▶ **Task directions**: Print all of the entries exactly, minus the pictures.

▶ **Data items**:
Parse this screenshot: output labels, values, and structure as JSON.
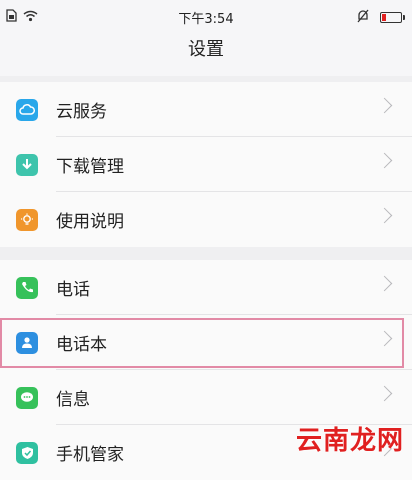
{
  "status_bar": {
    "time": "下午3:54"
  },
  "header": {
    "title": "设置"
  },
  "groups": [
    {
      "items": [
        {
          "label": "云服务",
          "icon": "cloud-icon",
          "color": "#29a7ea"
        },
        {
          "label": "下载管理",
          "icon": "download-icon",
          "color": "#3ec4ac"
        },
        {
          "label": "使用说明",
          "icon": "bulb-icon",
          "color": "#f0962c"
        }
      ]
    },
    {
      "items": [
        {
          "label": "电话",
          "icon": "phone-icon",
          "color": "#36c15a"
        },
        {
          "label": "电话本",
          "icon": "contacts-icon",
          "color": "#2d8fe0"
        },
        {
          "label": "信息",
          "icon": "message-icon",
          "color": "#36c15a"
        },
        {
          "label": "手机管家",
          "icon": "shield-icon",
          "color": "#2fc0a0"
        }
      ]
    }
  ],
  "watermark": "云南龙网"
}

▶ **Full output**:
Parse this screenshot: output labels, values, and structure as JSON.
{
  "status_bar": {
    "time": "下午3:54"
  },
  "header": {
    "title": "设置"
  },
  "groups": [
    {
      "items": [
        {
          "label": "云服务",
          "icon": "cloud-icon",
          "color": "#29a7ea"
        },
        {
          "label": "下载管理",
          "icon": "download-icon",
          "color": "#3ec4ac"
        },
        {
          "label": "使用说明",
          "icon": "bulb-icon",
          "color": "#f0962c"
        }
      ]
    },
    {
      "items": [
        {
          "label": "电话",
          "icon": "phone-icon",
          "color": "#36c15a"
        },
        {
          "label": "电话本",
          "icon": "contacts-icon",
          "color": "#2d8fe0"
        },
        {
          "label": "信息",
          "icon": "message-icon",
          "color": "#36c15a"
        },
        {
          "label": "手机管家",
          "icon": "shield-icon",
          "color": "#2fc0a0"
        }
      ]
    }
  ],
  "watermark": "云南龙网"
}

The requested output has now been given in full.